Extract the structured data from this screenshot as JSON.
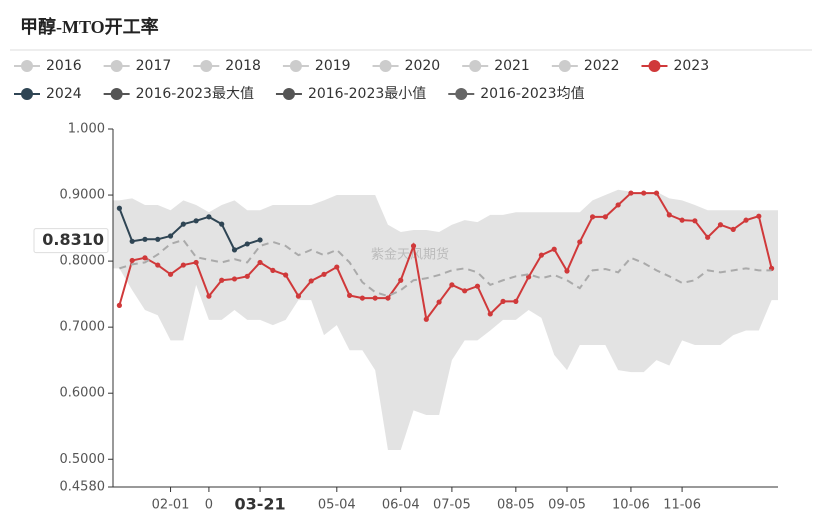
{
  "chart_data": {
    "type": "line",
    "title": "甲醇-MTO开工率",
    "watermark": "紫金天风期货",
    "categories": [
      null,
      null,
      null,
      null,
      "02-01",
      null,
      null,
      "0",
      null,
      null,
      null,
      "03-21",
      null,
      null,
      null,
      null,
      null,
      "05-04",
      null,
      null,
      null,
      null,
      "06-04",
      null,
      null,
      null,
      "07-05",
      null,
      null,
      null,
      null,
      "08-05",
      null,
      null,
      null,
      "09-05",
      null,
      null,
      null,
      null,
      "10-06",
      null,
      null,
      null,
      "11-06",
      null,
      null,
      null,
      null,
      null,
      null,
      null
    ],
    "ylim": [
      0.458,
      1.0
    ],
    "yticks": [
      {
        "value": 0.458,
        "label": "0.4580"
      },
      {
        "value": 0.5,
        "label": "0.5000"
      },
      {
        "value": 0.6,
        "label": "0.6000"
      },
      {
        "value": 0.7,
        "label": "0.7000"
      },
      {
        "value": 0.8,
        "label": "0.8000"
      },
      {
        "value": 0.9,
        "label": "0.9000"
      },
      {
        "value": 1.0,
        "label": "1.000"
      }
    ],
    "axis_pointer": {
      "y": {
        "value": 0.831,
        "label": "0.8310"
      },
      "x_index": 11
    },
    "series": [
      {
        "name": "2016",
        "color": "#cccccc",
        "inactive": true
      },
      {
        "name": "2017",
        "color": "#cccccc",
        "inactive": true
      },
      {
        "name": "2018",
        "color": "#cccccc",
        "inactive": true
      },
      {
        "name": "2019",
        "color": "#cccccc",
        "inactive": true
      },
      {
        "name": "2020",
        "color": "#cccccc",
        "inactive": true
      },
      {
        "name": "2021",
        "color": "#cccccc",
        "inactive": true
      },
      {
        "name": "2022",
        "color": "#cccccc",
        "inactive": true
      },
      {
        "name": "2023",
        "color": "#d0393a",
        "style": "line",
        "values": [
          0.733,
          0.801,
          0.805,
          0.794,
          0.78,
          0.794,
          0.798,
          0.747,
          0.771,
          0.773,
          0.777,
          0.798,
          0.786,
          0.779,
          0.747,
          0.77,
          0.78,
          0.791,
          0.748,
          0.744,
          0.744,
          0.744,
          0.771,
          0.823,
          0.712,
          0.738,
          0.764,
          0.755,
          0.762,
          0.72,
          0.739,
          0.739,
          0.776,
          0.809,
          0.818,
          0.785,
          0.829,
          0.867,
          0.867,
          0.885,
          0.903,
          0.903,
          0.903,
          0.87,
          0.862,
          0.861,
          0.836,
          0.855,
          0.848,
          0.862,
          0.868,
          0.789
        ]
      },
      {
        "name": "2024",
        "color": "#2f4554",
        "style": "line",
        "values": [
          0.88,
          0.83,
          0.833,
          0.833,
          0.838,
          0.856,
          0.861,
          0.867,
          0.856,
          0.817,
          0.826,
          0.832,
          null,
          null,
          null,
          null,
          null,
          null,
          null,
          null,
          null,
          null,
          null,
          null,
          null,
          null,
          null,
          null,
          null,
          null,
          null,
          null,
          null,
          null,
          null,
          null,
          null,
          null,
          null,
          null,
          null,
          null,
          null,
          null,
          null,
          null,
          null,
          null,
          null,
          null,
          null,
          null
        ]
      },
      {
        "name": "2016-2023最大值",
        "color": "#555555",
        "style": "band-top",
        "fill": "#e3e3e3",
        "values": [
          0.892,
          0.895,
          0.885,
          0.885,
          0.877,
          0.892,
          0.885,
          0.874,
          0.885,
          0.892,
          0.877,
          0.877,
          0.885,
          0.885,
          0.885,
          0.885,
          0.892,
          0.9,
          0.9,
          0.9,
          0.9,
          0.855,
          0.844,
          0.847,
          0.847,
          0.844,
          0.855,
          0.862,
          0.859,
          0.87,
          0.87,
          0.874,
          0.874,
          0.874,
          0.874,
          0.874,
          0.874,
          0.892,
          0.9,
          0.908,
          0.905,
          0.903,
          0.905,
          0.895,
          0.892,
          0.885,
          0.877,
          0.877,
          0.877,
          0.877,
          0.877,
          0.877
        ]
      },
      {
        "name": "2016-2023最小值",
        "color": "#555555",
        "style": "band-bottom",
        "fill": "#ffffff",
        "values": [
          0.789,
          0.756,
          0.726,
          0.718,
          0.68,
          0.68,
          0.764,
          0.711,
          0.711,
          0.726,
          0.711,
          0.711,
          0.703,
          0.711,
          0.741,
          0.741,
          0.688,
          0.703,
          0.665,
          0.665,
          0.635,
          0.514,
          0.514,
          0.574,
          0.567,
          0.567,
          0.65,
          0.68,
          0.68,
          0.695,
          0.711,
          0.711,
          0.726,
          0.714,
          0.658,
          0.635,
          0.673,
          0.673,
          0.673,
          0.635,
          0.632,
          0.632,
          0.65,
          0.642,
          0.68,
          0.673,
          0.673,
          0.673,
          0.688,
          0.695,
          0.695,
          0.741
        ]
      },
      {
        "name": "2016-2023均值",
        "color": "#666666",
        "style": "dashed",
        "line_color": "#aaaaaa",
        "values": [
          0.789,
          0.795,
          0.798,
          0.81,
          0.826,
          0.832,
          0.806,
          0.802,
          0.798,
          0.803,
          0.798,
          0.823,
          0.829,
          0.823,
          0.809,
          0.817,
          0.809,
          0.817,
          0.798,
          0.768,
          0.753,
          0.747,
          0.756,
          0.771,
          0.774,
          0.779,
          0.786,
          0.789,
          0.783,
          0.764,
          0.771,
          0.777,
          0.78,
          0.774,
          0.779,
          0.771,
          0.759,
          0.786,
          0.788,
          0.783,
          0.805,
          0.797,
          0.786,
          0.777,
          0.767,
          0.771,
          0.786,
          0.783,
          0.786,
          0.789,
          0.786,
          0.786
        ]
      }
    ]
  }
}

> _WHAT YOU NEED TO DO_
Transcribe the listing in full. Omit the pictures and keep every line exact.

> _FINAL ANSWER_
Extract the structured data from this screenshot as JSON.
{
  "chart_data": {
    "type": "line",
    "title": "甲醇-MTO开工率",
    "watermark": "紫金天风期货",
    "categories": [
      null,
      null,
      null,
      null,
      "02-01",
      null,
      null,
      "0",
      null,
      null,
      null,
      "03-21",
      null,
      null,
      null,
      null,
      null,
      "05-04",
      null,
      null,
      null,
      null,
      "06-04",
      null,
      null,
      null,
      "07-05",
      null,
      null,
      null,
      null,
      "08-05",
      null,
      null,
      null,
      "09-05",
      null,
      null,
      null,
      null,
      "10-06",
      null,
      null,
      null,
      "11-06",
      null,
      null,
      null,
      null,
      null,
      null,
      null
    ],
    "ylim": [
      0.458,
      1.0
    ],
    "yticks": [
      {
        "value": 0.458,
        "label": "0.4580"
      },
      {
        "value": 0.5,
        "label": "0.5000"
      },
      {
        "value": 0.6,
        "label": "0.6000"
      },
      {
        "value": 0.7,
        "label": "0.7000"
      },
      {
        "value": 0.8,
        "label": "0.8000"
      },
      {
        "value": 0.9,
        "label": "0.9000"
      },
      {
        "value": 1.0,
        "label": "1.000"
      }
    ],
    "axis_pointer": {
      "y": {
        "value": 0.831,
        "label": "0.8310"
      },
      "x_index": 11
    },
    "series": [
      {
        "name": "2016",
        "color": "#cccccc",
        "inactive": true
      },
      {
        "name": "2017",
        "color": "#cccccc",
        "inactive": true
      },
      {
        "name": "2018",
        "color": "#cccccc",
        "inactive": true
      },
      {
        "name": "2019",
        "color": "#cccccc",
        "inactive": true
      },
      {
        "name": "2020",
        "color": "#cccccc",
        "inactive": true
      },
      {
        "name": "2021",
        "color": "#cccccc",
        "inactive": true
      },
      {
        "name": "2022",
        "color": "#cccccc",
        "inactive": true
      },
      {
        "name": "2023",
        "color": "#d0393a",
        "style": "line",
        "values": [
          0.733,
          0.801,
          0.805,
          0.794,
          0.78,
          0.794,
          0.798,
          0.747,
          0.771,
          0.773,
          0.777,
          0.798,
          0.786,
          0.779,
          0.747,
          0.77,
          0.78,
          0.791,
          0.748,
          0.744,
          0.744,
          0.744,
          0.771,
          0.823,
          0.712,
          0.738,
          0.764,
          0.755,
          0.762,
          0.72,
          0.739,
          0.739,
          0.776,
          0.809,
          0.818,
          0.785,
          0.829,
          0.867,
          0.867,
          0.885,
          0.903,
          0.903,
          0.903,
          0.87,
          0.862,
          0.861,
          0.836,
          0.855,
          0.848,
          0.862,
          0.868,
          0.789
        ]
      },
      {
        "name": "2024",
        "color": "#2f4554",
        "style": "line",
        "values": [
          0.88,
          0.83,
          0.833,
          0.833,
          0.838,
          0.856,
          0.861,
          0.867,
          0.856,
          0.817,
          0.826,
          0.832,
          null,
          null,
          null,
          null,
          null,
          null,
          null,
          null,
          null,
          null,
          null,
          null,
          null,
          null,
          null,
          null,
          null,
          null,
          null,
          null,
          null,
          null,
          null,
          null,
          null,
          null,
          null,
          null,
          null,
          null,
          null,
          null,
          null,
          null,
          null,
          null,
          null,
          null,
          null,
          null
        ]
      },
      {
        "name": "2016-2023最大值",
        "color": "#555555",
        "style": "band-top",
        "fill": "#e3e3e3",
        "values": [
          0.892,
          0.895,
          0.885,
          0.885,
          0.877,
          0.892,
          0.885,
          0.874,
          0.885,
          0.892,
          0.877,
          0.877,
          0.885,
          0.885,
          0.885,
          0.885,
          0.892,
          0.9,
          0.9,
          0.9,
          0.9,
          0.855,
          0.844,
          0.847,
          0.847,
          0.844,
          0.855,
          0.862,
          0.859,
          0.87,
          0.87,
          0.874,
          0.874,
          0.874,
          0.874,
          0.874,
          0.874,
          0.892,
          0.9,
          0.908,
          0.905,
          0.903,
          0.905,
          0.895,
          0.892,
          0.885,
          0.877,
          0.877,
          0.877,
          0.877,
          0.877,
          0.877
        ]
      },
      {
        "name": "2016-2023最小值",
        "color": "#555555",
        "style": "band-bottom",
        "fill": "#ffffff",
        "values": [
          0.789,
          0.756,
          0.726,
          0.718,
          0.68,
          0.68,
          0.764,
          0.711,
          0.711,
          0.726,
          0.711,
          0.711,
          0.703,
          0.711,
          0.741,
          0.741,
          0.688,
          0.703,
          0.665,
          0.665,
          0.635,
          0.514,
          0.514,
          0.574,
          0.567,
          0.567,
          0.65,
          0.68,
          0.68,
          0.695,
          0.711,
          0.711,
          0.726,
          0.714,
          0.658,
          0.635,
          0.673,
          0.673,
          0.673,
          0.635,
          0.632,
          0.632,
          0.65,
          0.642,
          0.68,
          0.673,
          0.673,
          0.673,
          0.688,
          0.695,
          0.695,
          0.741
        ]
      },
      {
        "name": "2016-2023均值",
        "color": "#666666",
        "style": "dashed",
        "line_color": "#aaaaaa",
        "values": [
          0.789,
          0.795,
          0.798,
          0.81,
          0.826,
          0.832,
          0.806,
          0.802,
          0.798,
          0.803,
          0.798,
          0.823,
          0.829,
          0.823,
          0.809,
          0.817,
          0.809,
          0.817,
          0.798,
          0.768,
          0.753,
          0.747,
          0.756,
          0.771,
          0.774,
          0.779,
          0.786,
          0.789,
          0.783,
          0.764,
          0.771,
          0.777,
          0.78,
          0.774,
          0.779,
          0.771,
          0.759,
          0.786,
          0.788,
          0.783,
          0.805,
          0.797,
          0.786,
          0.777,
          0.767,
          0.771,
          0.786,
          0.783,
          0.786,
          0.789,
          0.786,
          0.786
        ]
      }
    ]
  }
}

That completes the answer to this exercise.